Data to use —

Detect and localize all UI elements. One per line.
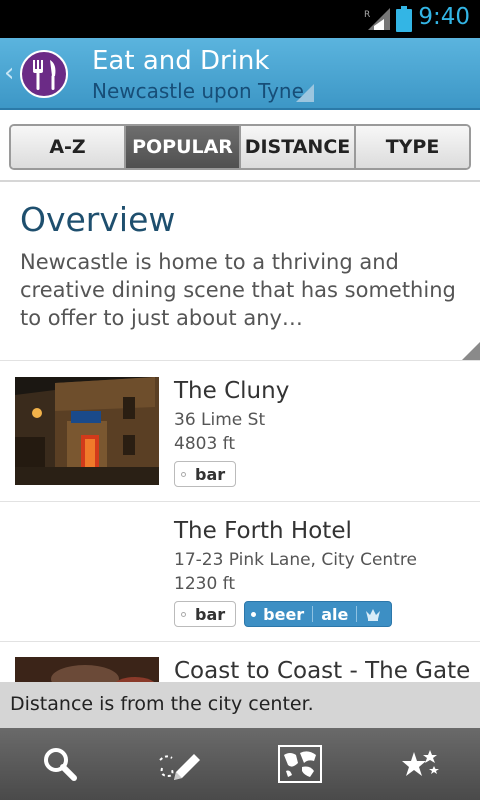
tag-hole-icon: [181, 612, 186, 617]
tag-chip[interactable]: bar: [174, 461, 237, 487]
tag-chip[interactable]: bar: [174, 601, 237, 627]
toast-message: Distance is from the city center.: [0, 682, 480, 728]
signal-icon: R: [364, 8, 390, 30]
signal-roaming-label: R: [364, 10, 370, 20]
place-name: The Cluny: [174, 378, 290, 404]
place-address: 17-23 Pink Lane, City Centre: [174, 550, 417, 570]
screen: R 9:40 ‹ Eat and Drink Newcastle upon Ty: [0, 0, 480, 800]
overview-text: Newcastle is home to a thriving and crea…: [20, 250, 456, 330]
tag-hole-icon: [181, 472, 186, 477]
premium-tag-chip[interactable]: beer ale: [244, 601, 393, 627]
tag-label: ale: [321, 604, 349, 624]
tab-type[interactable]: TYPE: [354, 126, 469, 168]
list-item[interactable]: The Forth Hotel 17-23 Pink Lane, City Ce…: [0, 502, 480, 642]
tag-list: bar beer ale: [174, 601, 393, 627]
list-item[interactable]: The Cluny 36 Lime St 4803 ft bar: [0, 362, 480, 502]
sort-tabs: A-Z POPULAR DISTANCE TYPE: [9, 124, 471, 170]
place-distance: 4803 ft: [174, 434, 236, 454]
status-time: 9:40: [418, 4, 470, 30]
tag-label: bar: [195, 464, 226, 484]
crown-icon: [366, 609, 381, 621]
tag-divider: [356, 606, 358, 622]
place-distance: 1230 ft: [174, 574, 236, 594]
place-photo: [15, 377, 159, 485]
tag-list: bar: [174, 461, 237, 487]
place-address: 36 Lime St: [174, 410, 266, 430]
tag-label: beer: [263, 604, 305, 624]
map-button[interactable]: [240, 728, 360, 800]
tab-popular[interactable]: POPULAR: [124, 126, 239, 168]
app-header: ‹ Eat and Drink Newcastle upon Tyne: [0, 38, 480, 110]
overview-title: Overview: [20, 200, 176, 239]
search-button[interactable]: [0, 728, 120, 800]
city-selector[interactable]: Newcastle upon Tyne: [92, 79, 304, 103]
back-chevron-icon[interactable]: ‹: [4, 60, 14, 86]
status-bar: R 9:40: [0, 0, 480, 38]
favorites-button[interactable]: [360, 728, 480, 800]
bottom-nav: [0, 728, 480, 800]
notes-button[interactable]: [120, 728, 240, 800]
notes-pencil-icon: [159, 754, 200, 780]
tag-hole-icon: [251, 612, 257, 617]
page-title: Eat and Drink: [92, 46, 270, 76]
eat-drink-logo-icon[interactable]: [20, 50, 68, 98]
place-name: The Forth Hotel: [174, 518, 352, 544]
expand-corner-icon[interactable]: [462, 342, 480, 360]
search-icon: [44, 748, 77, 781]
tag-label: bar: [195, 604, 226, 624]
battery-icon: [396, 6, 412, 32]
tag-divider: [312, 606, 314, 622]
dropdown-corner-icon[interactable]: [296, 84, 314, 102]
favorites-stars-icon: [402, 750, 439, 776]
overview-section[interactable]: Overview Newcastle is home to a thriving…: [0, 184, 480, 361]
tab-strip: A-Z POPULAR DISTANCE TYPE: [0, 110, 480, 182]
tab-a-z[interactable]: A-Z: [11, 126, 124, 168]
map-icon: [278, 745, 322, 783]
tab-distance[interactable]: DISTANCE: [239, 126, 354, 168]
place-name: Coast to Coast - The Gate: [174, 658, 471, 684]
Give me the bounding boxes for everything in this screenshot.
...
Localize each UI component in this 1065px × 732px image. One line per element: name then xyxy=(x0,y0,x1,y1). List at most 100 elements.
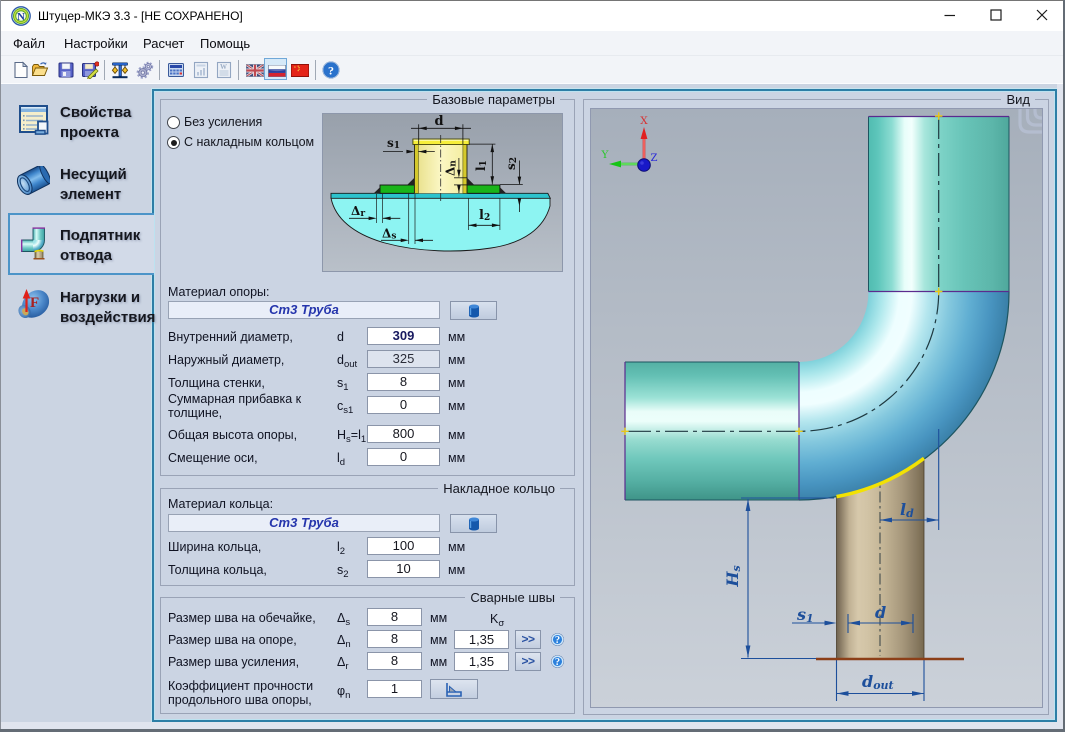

Instructions for the task — Format the stretch of lines that begins with the line containing "Detect and localize" and ends with the line containing "crown-icon: [366, 609, 381, 621]" as a numbered list, leaving out blank lines and pictures.

Solved problem —
1. Detect and localize all UI elements. One per line.
2. tag-hole-icon: [181, 612, 186, 617]
3. tag-chip[interactable]: bar: [174, 461, 237, 487]
4. tag-chip[interactable]: bar: [174, 601, 237, 627]
5. toast-message: Distance is from the city center.: [0, 682, 480, 728]
6. signal-icon: R: [364, 8, 390, 30]
7. signal-roaming-label: R: [364, 10, 370, 20]
8. place-name: The Cluny: [174, 378, 290, 404]
9. place-address: 17-23 Pink Lane, City Centre: [174, 550, 417, 570]
10. screen: R 9:40 ‹ Eat and Drink Newcastle upon Ty: [0, 0, 480, 800]
11. overview-text: Newcastle is home to a thriving and crea…: [20, 250, 456, 330]
12. tag-hole-icon: [181, 472, 186, 477]
13. premium-tag-chip[interactable]: beer ale: [244, 601, 393, 627]
14. tag-label: ale: [321, 604, 349, 624]
15. tab-type[interactable]: TYPE: [354, 126, 469, 168]
16. list-item[interactable]: The Forth Hotel 17-23 Pink Lane, City Ce…: [0, 502, 480, 642]
17. tag-list: bar beer ale: [174, 601, 393, 627]
18. list-item[interactable]: The Cluny 36 Lime St 4803 ft bar: [0, 362, 480, 502]
19. sort-tabs: A-Z POPULAR DISTANCE TYPE: [9, 124, 471, 170]
20. place-distance: 4803 ft: [174, 434, 236, 454]
21. status-time: 9:40: [418, 4, 470, 30]
22. tag-label: bar: [195, 464, 226, 484]
23. crown-icon: [366, 609, 381, 621]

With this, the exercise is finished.